Given request. Find each line with the string "name" and report it.
-------- Material to process --------
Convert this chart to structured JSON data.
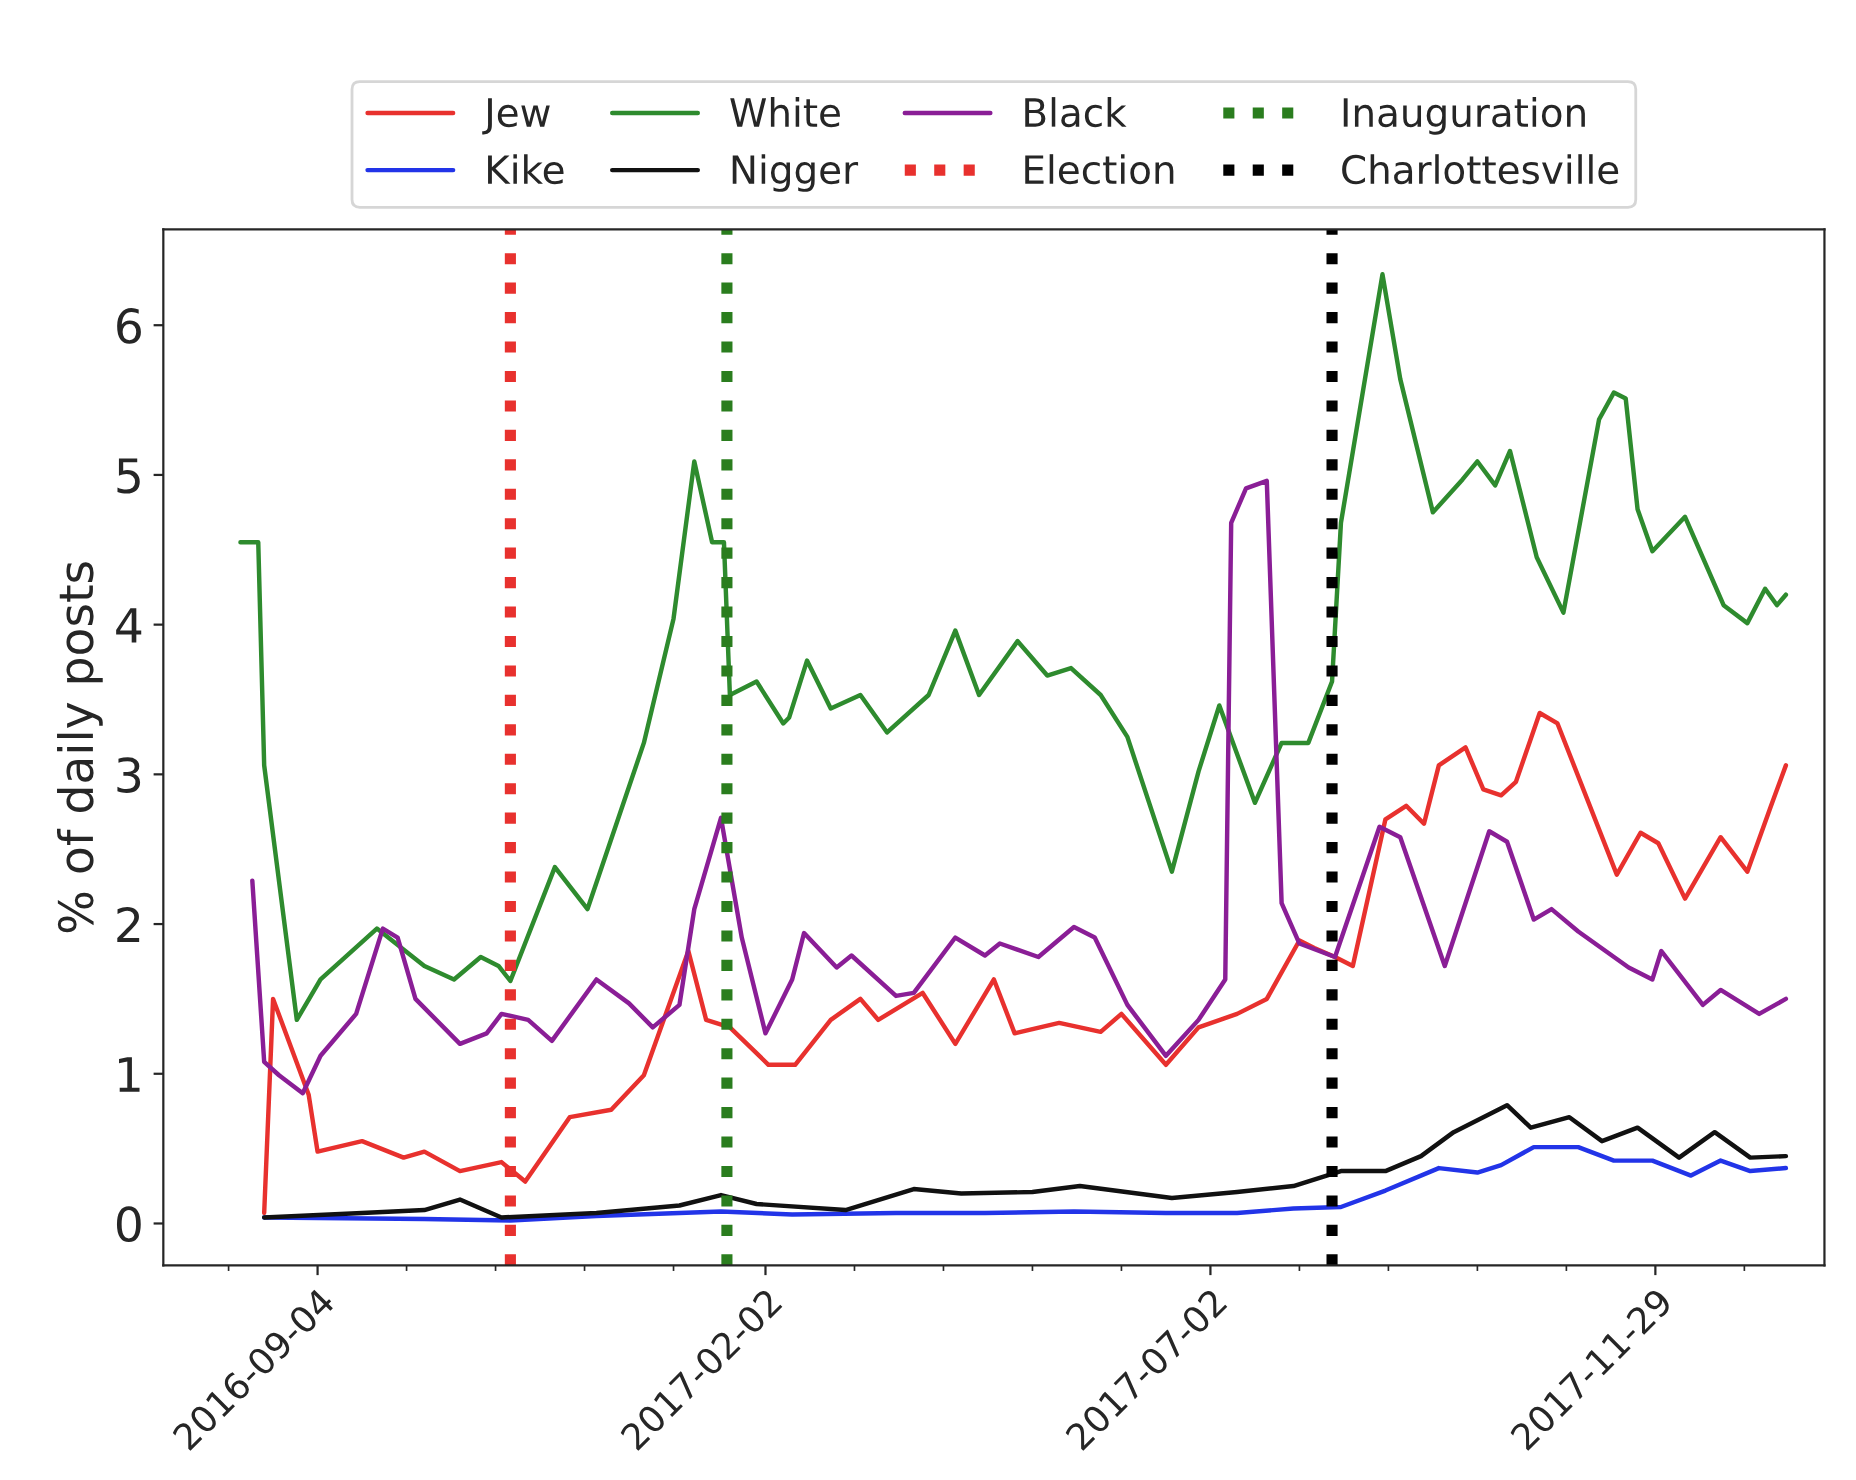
{
  "chart_data": {
    "type": "line",
    "ylabel": "% of daily posts",
    "xlim": [
      "2016-07-14",
      "2018-01-25"
    ],
    "ylim": [
      -0.28,
      6.64
    ],
    "xticks": [
      {
        "value": "2016-08-05",
        "label": null
      },
      "2016-09-04",
      {
        "value": "2016-10-04",
        "label": null
      },
      {
        "value": "2016-11-03",
        "label": null
      },
      {
        "value": "2016-12-03",
        "label": null
      },
      {
        "value": "2017-01-02",
        "label": null
      },
      "2017-02-02",
      {
        "value": "2017-03-04",
        "label": null
      },
      {
        "value": "2017-04-03",
        "label": null
      },
      {
        "value": "2017-05-03",
        "label": null
      },
      {
        "value": "2017-06-02",
        "label": null
      },
      "2017-07-02",
      {
        "value": "2017-08-01",
        "label": null
      },
      {
        "value": "2017-08-31",
        "label": null
      },
      {
        "value": "2017-09-30",
        "label": null
      },
      {
        "value": "2017-10-30",
        "label": null
      },
      "2017-11-29",
      {
        "value": "2017-12-29",
        "label": null
      }
    ],
    "yticks": [
      0,
      1,
      2,
      3,
      4,
      5,
      6
    ],
    "grid": false,
    "legend": "top",
    "line_style": "solid",
    "marker": "none",
    "series": [
      {
        "name": "Jew",
        "color": "#e8312e",
        "x": [
          "2016-08-17",
          "2016-08-20",
          "2016-09-01",
          "2016-09-04",
          "2016-09-19",
          "2016-10-03",
          "2016-10-10",
          "2016-10-22",
          "2016-11-05",
          "2016-11-13",
          "2016-11-28",
          "2016-12-12",
          "2016-12-23",
          "2017-01-07",
          "2017-01-13",
          "2017-01-21",
          "2017-02-03",
          "2017-02-12",
          "2017-02-24",
          "2017-03-06",
          "2017-03-12",
          "2017-03-27",
          "2017-04-07",
          "2017-04-20",
          "2017-04-27",
          "2017-05-12",
          "2017-05-26",
          "2017-06-02",
          "2017-06-17",
          "2017-06-28",
          "2017-07-11",
          "2017-07-21",
          "2017-08-01",
          "2017-08-06",
          "2017-08-13",
          "2017-08-19",
          "2017-08-30",
          "2017-09-06",
          "2017-09-12",
          "2017-09-17",
          "2017-09-26",
          "2017-10-02",
          "2017-10-08",
          "2017-10-13",
          "2017-10-21",
          "2017-10-27",
          "2017-11-16",
          "2017-11-24",
          "2017-11-30",
          "2017-12-09",
          "2017-12-21",
          "2017-12-30",
          "2018-01-07",
          "2018-01-12"
        ],
        "values": [
          0.07,
          1.5,
          0.86,
          0.48,
          0.55,
          0.44,
          0.48,
          0.35,
          0.41,
          0.28,
          0.71,
          0.76,
          0.99,
          1.82,
          1.36,
          1.31,
          1.06,
          1.06,
          1.36,
          1.5,
          1.36,
          1.54,
          1.2,
          1.63,
          1.27,
          1.34,
          1.28,
          1.4,
          1.06,
          1.31,
          1.4,
          1.5,
          1.89,
          1.84,
          1.78,
          1.72,
          2.7,
          2.79,
          2.67,
          3.06,
          3.18,
          2.9,
          2.86,
          2.95,
          3.41,
          3.34,
          2.33,
          2.61,
          2.54,
          2.17,
          2.58,
          2.35,
          2.79,
          3.06
        ]
      },
      {
        "name": "Kike",
        "color": "#2234e8",
        "x": [
          "2016-08-17",
          "2016-10-10",
          "2016-11-08",
          "2016-12-07",
          "2017-01-18",
          "2017-02-11",
          "2017-03-18",
          "2017-04-17",
          "2017-05-17",
          "2017-06-17",
          "2017-07-11",
          "2017-07-30",
          "2017-08-15",
          "2017-08-30",
          "2017-09-17",
          "2017-09-30",
          "2017-10-08",
          "2017-10-19",
          "2017-11-03",
          "2017-11-15",
          "2017-11-28",
          "2017-12-11",
          "2017-12-21",
          "2017-12-31",
          "2018-01-12"
        ],
        "values": [
          0.04,
          0.03,
          0.02,
          0.05,
          0.08,
          0.06,
          0.07,
          0.07,
          0.08,
          0.07,
          0.07,
          0.1,
          0.11,
          0.22,
          0.37,
          0.34,
          0.39,
          0.51,
          0.51,
          0.42,
          0.42,
          0.32,
          0.42,
          0.35,
          0.37
        ]
      },
      {
        "name": "White",
        "color": "#2e8b2e",
        "x": [
          "2016-08-09",
          "2016-08-15",
          "2016-08-17",
          "2016-08-28",
          "2016-09-05",
          "2016-09-24",
          "2016-10-10",
          "2016-10-20",
          "2016-10-29",
          "2016-11-04",
          "2016-11-08",
          "2016-11-23",
          "2016-12-04",
          "2016-12-23",
          "2017-01-02",
          "2017-01-09",
          "2017-01-15",
          "2017-01-19",
          "2017-01-21",
          "2017-01-30",
          "2017-02-08",
          "2017-02-10",
          "2017-02-16",
          "2017-02-24",
          "2017-03-06",
          "2017-03-15",
          "2017-03-29",
          "2017-04-07",
          "2017-04-15",
          "2017-04-28",
          "2017-05-08",
          "2017-05-16",
          "2017-05-26",
          "2017-06-04",
          "2017-06-19",
          "2017-06-28",
          "2017-07-05",
          "2017-07-17",
          "2017-07-26",
          "2017-08-04",
          "2017-08-12",
          "2017-08-15",
          "2017-08-29",
          "2017-09-04",
          "2017-09-15",
          "2017-09-25",
          "2017-09-30",
          "2017-10-06",
          "2017-10-11",
          "2017-10-20",
          "2017-10-29",
          "2017-11-10",
          "2017-11-15",
          "2017-11-19",
          "2017-11-23",
          "2017-11-28",
          "2017-12-09",
          "2017-12-22",
          "2017-12-30",
          "2018-01-05",
          "2018-01-09",
          "2018-01-12"
        ],
        "values": [
          4.55,
          4.55,
          3.06,
          1.36,
          1.63,
          1.97,
          1.72,
          1.63,
          1.78,
          1.72,
          1.62,
          2.38,
          2.1,
          3.21,
          4.04,
          5.09,
          4.55,
          4.55,
          3.53,
          3.62,
          3.34,
          3.38,
          3.76,
          3.44,
          3.53,
          3.28,
          3.53,
          3.96,
          3.53,
          3.89,
          3.66,
          3.71,
          3.53,
          3.25,
          2.35,
          3.02,
          3.46,
          2.81,
          3.21,
          3.21,
          3.62,
          4.68,
          6.34,
          5.64,
          4.75,
          4.97,
          5.09,
          4.93,
          5.16,
          4.45,
          4.08,
          5.37,
          5.55,
          5.51,
          4.77,
          4.49,
          4.72,
          4.13,
          4.01,
          4.24,
          4.13,
          4.2
        ]
      },
      {
        "name": "Nigger",
        "color": "#111111",
        "x": [
          "2016-08-17",
          "2016-09-19",
          "2016-10-10",
          "2016-10-22",
          "2016-11-05",
          "2016-12-07",
          "2017-01-04",
          "2017-01-18",
          "2017-01-30",
          "2017-03-01",
          "2017-03-24",
          "2017-04-09",
          "2017-05-03",
          "2017-05-19",
          "2017-06-19",
          "2017-07-11",
          "2017-07-30",
          "2017-08-15",
          "2017-08-30",
          "2017-09-11",
          "2017-09-22",
          "2017-10-10",
          "2017-10-18",
          "2017-10-31",
          "2017-11-11",
          "2017-11-23",
          "2017-12-07",
          "2017-12-19",
          "2017-12-31",
          "2018-01-12"
        ],
        "values": [
          0.04,
          0.07,
          0.09,
          0.16,
          0.04,
          0.07,
          0.12,
          0.19,
          0.13,
          0.09,
          0.23,
          0.2,
          0.21,
          0.25,
          0.17,
          0.21,
          0.25,
          0.35,
          0.35,
          0.45,
          0.61,
          0.79,
          0.64,
          0.71,
          0.55,
          0.64,
          0.44,
          0.61,
          0.44,
          0.45
        ]
      },
      {
        "name": "Black",
        "color": "#8a1e96",
        "x": [
          "2016-08-13",
          "2016-08-17",
          "2016-08-22",
          "2016-08-30",
          "2016-09-05",
          "2016-09-17",
          "2016-09-26",
          "2016-10-01",
          "2016-10-07",
          "2016-10-22",
          "2016-10-31",
          "2016-11-05",
          "2016-11-14",
          "2016-11-22",
          "2016-12-07",
          "2016-12-18",
          "2016-12-26",
          "2017-01-04",
          "2017-01-09",
          "2017-01-18",
          "2017-01-25",
          "2017-02-02",
          "2017-02-11",
          "2017-02-15",
          "2017-02-26",
          "2017-03-03",
          "2017-03-18",
          "2017-03-24",
          "2017-04-07",
          "2017-04-17",
          "2017-04-22",
          "2017-05-05",
          "2017-05-17",
          "2017-05-24",
          "2017-06-04",
          "2017-06-17",
          "2017-06-28",
          "2017-07-07",
          "2017-07-09",
          "2017-07-14",
          "2017-07-21",
          "2017-07-26",
          "2017-08-01",
          "2017-08-13",
          "2017-08-28",
          "2017-09-04",
          "2017-09-19",
          "2017-10-04",
          "2017-10-10",
          "2017-10-19",
          "2017-10-25",
          "2017-11-03",
          "2017-11-20",
          "2017-11-28",
          "2017-12-01",
          "2017-12-15",
          "2017-12-21",
          "2018-01-03",
          "2018-01-12"
        ],
        "values": [
          2.29,
          1.08,
          0.99,
          0.87,
          1.12,
          1.4,
          1.97,
          1.91,
          1.5,
          1.2,
          1.27,
          1.4,
          1.36,
          1.22,
          1.63,
          1.47,
          1.31,
          1.46,
          2.1,
          2.71,
          1.91,
          1.27,
          1.63,
          1.94,
          1.71,
          1.79,
          1.52,
          1.54,
          1.91,
          1.79,
          1.87,
          1.78,
          1.98,
          1.91,
          1.46,
          1.12,
          1.36,
          1.63,
          4.68,
          4.91,
          4.96,
          2.14,
          1.87,
          1.78,
          2.65,
          2.58,
          1.72,
          2.62,
          2.55,
          2.03,
          2.1,
          1.95,
          1.71,
          1.63,
          1.82,
          1.46,
          1.56,
          1.4,
          1.5
        ]
      }
    ],
    "ref_lines": [
      {
        "axis": "x",
        "value": "2016-11-08",
        "label": "Election",
        "color": "#e8312e",
        "line_style": "dotted"
      },
      {
        "axis": "x",
        "value": "2017-01-20",
        "label": "Inauguration",
        "color": "#2a7d1e",
        "line_style": "dotted"
      },
      {
        "axis": "x",
        "value": "2017-08-12",
        "label": "Charlottesville",
        "color": "#000000",
        "line_style": "dotted"
      }
    ]
  }
}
--------
Answer to this problem.
        "name": "Jew",
        "name": "Kike",
        "name": "White",
        "name": "Nigger",
        "name": "Black",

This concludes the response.